**Short task:**
Repeat the records in full and exactly, omitting pictures.

Stored entries
++++++++

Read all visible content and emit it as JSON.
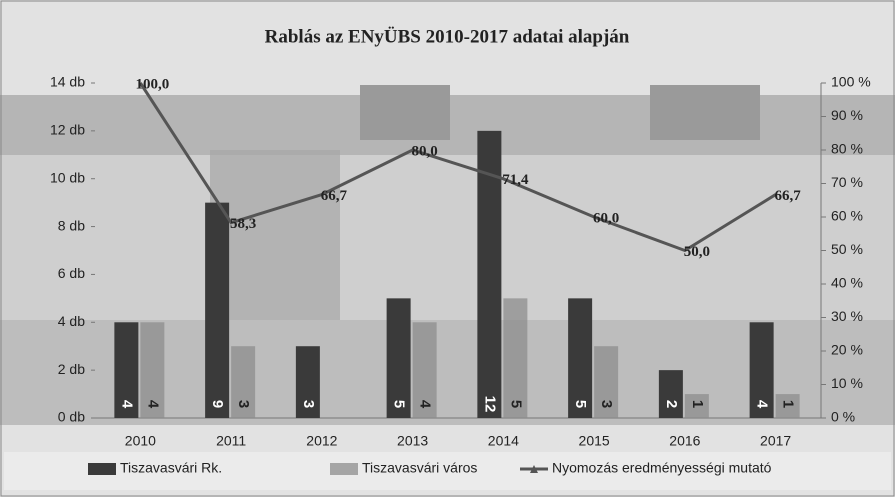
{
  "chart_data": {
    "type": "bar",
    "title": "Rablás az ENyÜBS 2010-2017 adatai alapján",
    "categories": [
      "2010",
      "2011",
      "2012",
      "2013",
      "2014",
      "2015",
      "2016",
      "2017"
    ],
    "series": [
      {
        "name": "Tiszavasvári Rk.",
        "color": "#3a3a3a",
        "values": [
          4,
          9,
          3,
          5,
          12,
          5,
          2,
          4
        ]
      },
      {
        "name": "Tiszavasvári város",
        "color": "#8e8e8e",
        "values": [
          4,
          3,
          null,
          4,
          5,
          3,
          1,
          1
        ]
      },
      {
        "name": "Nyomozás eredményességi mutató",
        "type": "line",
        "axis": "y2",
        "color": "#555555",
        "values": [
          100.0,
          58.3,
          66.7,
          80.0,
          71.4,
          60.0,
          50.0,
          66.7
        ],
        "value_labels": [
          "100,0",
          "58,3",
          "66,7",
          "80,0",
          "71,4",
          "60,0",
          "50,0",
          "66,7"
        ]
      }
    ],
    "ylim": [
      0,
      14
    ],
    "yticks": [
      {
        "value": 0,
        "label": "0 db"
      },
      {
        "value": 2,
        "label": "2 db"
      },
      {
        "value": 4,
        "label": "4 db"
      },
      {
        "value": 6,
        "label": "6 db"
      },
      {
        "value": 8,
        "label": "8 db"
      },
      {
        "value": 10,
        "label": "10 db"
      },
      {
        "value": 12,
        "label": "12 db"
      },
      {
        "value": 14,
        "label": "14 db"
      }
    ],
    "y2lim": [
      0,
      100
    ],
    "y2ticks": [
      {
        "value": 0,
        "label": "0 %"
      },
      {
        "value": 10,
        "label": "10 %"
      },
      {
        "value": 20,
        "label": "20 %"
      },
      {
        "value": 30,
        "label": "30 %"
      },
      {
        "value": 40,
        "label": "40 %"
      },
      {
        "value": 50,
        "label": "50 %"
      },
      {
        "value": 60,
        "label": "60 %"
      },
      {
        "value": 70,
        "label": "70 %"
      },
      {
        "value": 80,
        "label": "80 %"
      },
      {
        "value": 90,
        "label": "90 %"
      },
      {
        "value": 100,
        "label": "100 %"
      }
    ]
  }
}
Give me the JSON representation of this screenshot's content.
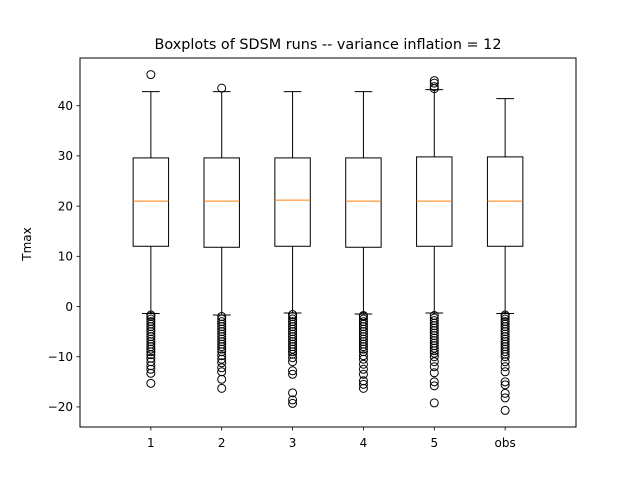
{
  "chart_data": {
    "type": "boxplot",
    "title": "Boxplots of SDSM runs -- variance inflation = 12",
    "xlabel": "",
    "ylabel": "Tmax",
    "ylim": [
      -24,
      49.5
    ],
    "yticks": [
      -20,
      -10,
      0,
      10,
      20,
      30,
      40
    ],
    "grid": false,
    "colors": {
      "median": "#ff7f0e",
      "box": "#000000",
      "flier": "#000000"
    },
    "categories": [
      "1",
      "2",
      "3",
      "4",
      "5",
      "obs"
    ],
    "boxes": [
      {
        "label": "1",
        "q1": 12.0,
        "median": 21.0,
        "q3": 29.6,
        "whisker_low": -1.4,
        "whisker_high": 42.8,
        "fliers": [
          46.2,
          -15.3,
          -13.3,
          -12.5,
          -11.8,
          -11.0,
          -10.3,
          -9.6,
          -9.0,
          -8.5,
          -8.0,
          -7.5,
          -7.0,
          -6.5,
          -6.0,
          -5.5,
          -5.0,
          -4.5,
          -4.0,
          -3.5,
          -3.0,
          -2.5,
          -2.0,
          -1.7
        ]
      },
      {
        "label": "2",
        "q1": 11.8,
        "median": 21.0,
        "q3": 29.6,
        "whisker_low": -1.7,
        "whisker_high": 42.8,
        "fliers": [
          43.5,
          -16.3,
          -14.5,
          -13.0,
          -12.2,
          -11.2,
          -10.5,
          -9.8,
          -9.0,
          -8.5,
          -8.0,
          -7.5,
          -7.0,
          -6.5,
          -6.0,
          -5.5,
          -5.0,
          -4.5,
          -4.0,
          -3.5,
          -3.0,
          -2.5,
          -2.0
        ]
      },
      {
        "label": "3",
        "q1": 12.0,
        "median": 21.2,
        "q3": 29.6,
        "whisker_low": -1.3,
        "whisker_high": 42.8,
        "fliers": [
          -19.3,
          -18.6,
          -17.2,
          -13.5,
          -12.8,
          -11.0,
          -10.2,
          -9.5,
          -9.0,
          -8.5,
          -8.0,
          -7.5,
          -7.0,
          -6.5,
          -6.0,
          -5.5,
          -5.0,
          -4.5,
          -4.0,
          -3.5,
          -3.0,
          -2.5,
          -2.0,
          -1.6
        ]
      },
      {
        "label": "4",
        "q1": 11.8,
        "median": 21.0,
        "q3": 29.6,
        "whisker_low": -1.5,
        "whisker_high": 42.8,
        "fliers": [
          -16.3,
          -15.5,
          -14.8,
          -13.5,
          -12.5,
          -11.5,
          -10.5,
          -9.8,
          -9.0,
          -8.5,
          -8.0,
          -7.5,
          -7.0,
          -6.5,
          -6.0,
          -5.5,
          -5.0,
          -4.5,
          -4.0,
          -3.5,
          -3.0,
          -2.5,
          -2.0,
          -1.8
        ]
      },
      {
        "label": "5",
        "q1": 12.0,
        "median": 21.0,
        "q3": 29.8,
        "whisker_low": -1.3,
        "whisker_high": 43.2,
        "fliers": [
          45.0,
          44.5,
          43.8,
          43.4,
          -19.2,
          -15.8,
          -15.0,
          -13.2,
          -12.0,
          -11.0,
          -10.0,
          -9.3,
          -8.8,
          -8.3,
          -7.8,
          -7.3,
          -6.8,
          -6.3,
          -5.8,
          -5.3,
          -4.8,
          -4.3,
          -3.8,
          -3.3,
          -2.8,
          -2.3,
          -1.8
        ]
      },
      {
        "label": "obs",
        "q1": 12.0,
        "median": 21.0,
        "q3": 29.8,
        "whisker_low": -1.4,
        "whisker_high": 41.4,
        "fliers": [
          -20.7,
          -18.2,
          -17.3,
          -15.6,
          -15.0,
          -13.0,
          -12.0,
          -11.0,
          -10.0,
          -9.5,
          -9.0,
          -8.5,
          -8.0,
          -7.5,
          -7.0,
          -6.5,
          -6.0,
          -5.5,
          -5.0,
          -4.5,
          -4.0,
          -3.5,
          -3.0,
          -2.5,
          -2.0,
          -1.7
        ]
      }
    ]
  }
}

++++++++

**Response below:**
Read all visible content and emit it as JSON.
{
  "chart_data": {
    "type": "bar",
    "title": "Rablás az ENyÜBS 2010-2017 adatai alapján",
    "categories": [
      "2010",
      "2011",
      "2012",
      "2013",
      "2014",
      "2015",
      "2016",
      "2017"
    ],
    "series": [
      {
        "name": "Tiszavasvári Rk.",
        "color": "#3a3a3a",
        "values": [
          4,
          9,
          3,
          5,
          12,
          5,
          2,
          4
        ]
      },
      {
        "name": "Tiszavasvári város",
        "color": "#8e8e8e",
        "values": [
          4,
          3,
          null,
          4,
          5,
          3,
          1,
          1
        ]
      },
      {
        "name": "Nyomozás eredményességi mutató",
        "type": "line",
        "axis": "y2",
        "color": "#555555",
        "values": [
          100.0,
          58.3,
          66.7,
          80.0,
          71.4,
          60.0,
          50.0,
          66.7
        ],
        "value_labels": [
          "100,0",
          "58,3",
          "66,7",
          "80,0",
          "71,4",
          "60,0",
          "50,0",
          "66,7"
        ]
      }
    ],
    "ylim": [
      0,
      14
    ],
    "yticks": [
      {
        "value": 0,
        "label": "0 db"
      },
      {
        "value": 2,
        "label": "2 db"
      },
      {
        "value": 4,
        "label": "4 db"
      },
      {
        "value": 6,
        "label": "6 db"
      },
      {
        "value": 8,
        "label": "8 db"
      },
      {
        "value": 10,
        "label": "10 db"
      },
      {
        "value": 12,
        "label": "12 db"
      },
      {
        "value": 14,
        "label": "14 db"
      }
    ],
    "y2lim": [
      0,
      100
    ],
    "y2ticks": [
      {
        "value": 0,
        "label": "0 %"
      },
      {
        "value": 10,
        "label": "10 %"
      },
      {
        "value": 20,
        "label": "20 %"
      },
      {
        "value": 30,
        "label": "30 %"
      },
      {
        "value": 40,
        "label": "40 %"
      },
      {
        "value": 50,
        "label": "50 %"
      },
      {
        "value": 60,
        "label": "60 %"
      },
      {
        "value": 70,
        "label": "70 %"
      },
      {
        "value": 80,
        "label": "80 %"
      },
      {
        "value": 90,
        "label": "90 %"
      },
      {
        "value": 100,
        "label": "100 %"
      }
    ]
  }
}
Give me the JSON representation of this screenshot's content.
{
  "chart_data": {
    "type": "boxplot",
    "title": "Boxplots of SDSM runs -- variance inflation = 12",
    "xlabel": "",
    "ylabel": "Tmax",
    "ylim": [
      -24,
      49.5
    ],
    "yticks": [
      -20,
      -10,
      0,
      10,
      20,
      30,
      40
    ],
    "grid": false,
    "colors": {
      "median": "#ff7f0e",
      "box": "#000000",
      "flier": "#000000"
    },
    "categories": [
      "1",
      "2",
      "3",
      "4",
      "5",
      "obs"
    ],
    "boxes": [
      {
        "label": "1",
        "q1": 12.0,
        "median": 21.0,
        "q3": 29.6,
        "whisker_low": -1.4,
        "whisker_high": 42.8,
        "fliers": [
          46.2,
          -15.3,
          -13.3,
          -12.5,
          -11.8,
          -11.0,
          -10.3,
          -9.6,
          -9.0,
          -8.5,
          -8.0,
          -7.5,
          -7.0,
          -6.5,
          -6.0,
          -5.5,
          -5.0,
          -4.5,
          -4.0,
          -3.5,
          -3.0,
          -2.5,
          -2.0,
          -1.7
        ]
      },
      {
        "label": "2",
        "q1": 11.8,
        "median": 21.0,
        "q3": 29.6,
        "whisker_low": -1.7,
        "whisker_high": 42.8,
        "fliers": [
          43.5,
          -16.3,
          -14.5,
          -13.0,
          -12.2,
          -11.2,
          -10.5,
          -9.8,
          -9.0,
          -8.5,
          -8.0,
          -7.5,
          -7.0,
          -6.5,
          -6.0,
          -5.5,
          -5.0,
          -4.5,
          -4.0,
          -3.5,
          -3.0,
          -2.5,
          -2.0
        ]
      },
      {
        "label": "3",
        "q1": 12.0,
        "median": 21.2,
        "q3": 29.6,
        "whisker_low": -1.3,
        "whisker_high": 42.8,
        "fliers": [
          -19.3,
          -18.6,
          -17.2,
          -13.5,
          -12.8,
          -11.0,
          -10.2,
          -9.5,
          -9.0,
          -8.5,
          -8.0,
          -7.5,
          -7.0,
          -6.5,
          -6.0,
          -5.5,
          -5.0,
          -4.5,
          -4.0,
          -3.5,
          -3.0,
          -2.5,
          -2.0,
          -1.6
        ]
      },
      {
        "label": "4",
        "q1": 11.8,
        "median": 21.0,
        "q3": 29.6,
        "whisker_low": -1.5,
        "whisker_high": 42.8,
        "fliers": [
          -16.3,
          -15.5,
          -14.8,
          -13.5,
          -12.5,
          -11.5,
          -10.5,
          -9.8,
          -9.0,
          -8.5,
          -8.0,
          -7.5,
          -7.0,
          -6.5,
          -6.0,
          -5.5,
          -5.0,
          -4.5,
          -4.0,
          -3.5,
          -3.0,
          -2.5,
          -2.0,
          -1.8
        ]
      },
      {
        "label": "5",
        "q1": 12.0,
        "median": 21.0,
        "q3": 29.8,
        "whisker_low": -1.3,
        "whisker_high": 43.2,
        "fliers": [
          45.0,
          44.5,
          43.8,
          43.4,
          -19.2,
          -15.8,
          -15.0,
          -13.2,
          -12.0,
          -11.0,
          -10.0,
          -9.3,
          -8.8,
          -8.3,
          -7.8,
          -7.3,
          -6.8,
          -6.3,
          -5.8,
          -5.3,
          -4.8,
          -4.3,
          -3.8,
          -3.3,
          -2.8,
          -2.3,
          -1.8
        ]
      },
      {
        "label": "obs",
        "q1": 12.0,
        "median": 21.0,
        "q3": 29.8,
        "whisker_low": -1.4,
        "whisker_high": 41.4,
        "fliers": [
          -20.7,
          -18.2,
          -17.3,
          -15.6,
          -15.0,
          -13.0,
          -12.0,
          -11.0,
          -10.0,
          -9.5,
          -9.0,
          -8.5,
          -8.0,
          -7.5,
          -7.0,
          -6.5,
          -6.0,
          -5.5,
          -5.0,
          -4.5,
          -4.0,
          -3.5,
          -3.0,
          -2.5,
          -2.0,
          -1.7
        ]
      }
    ]
  }
}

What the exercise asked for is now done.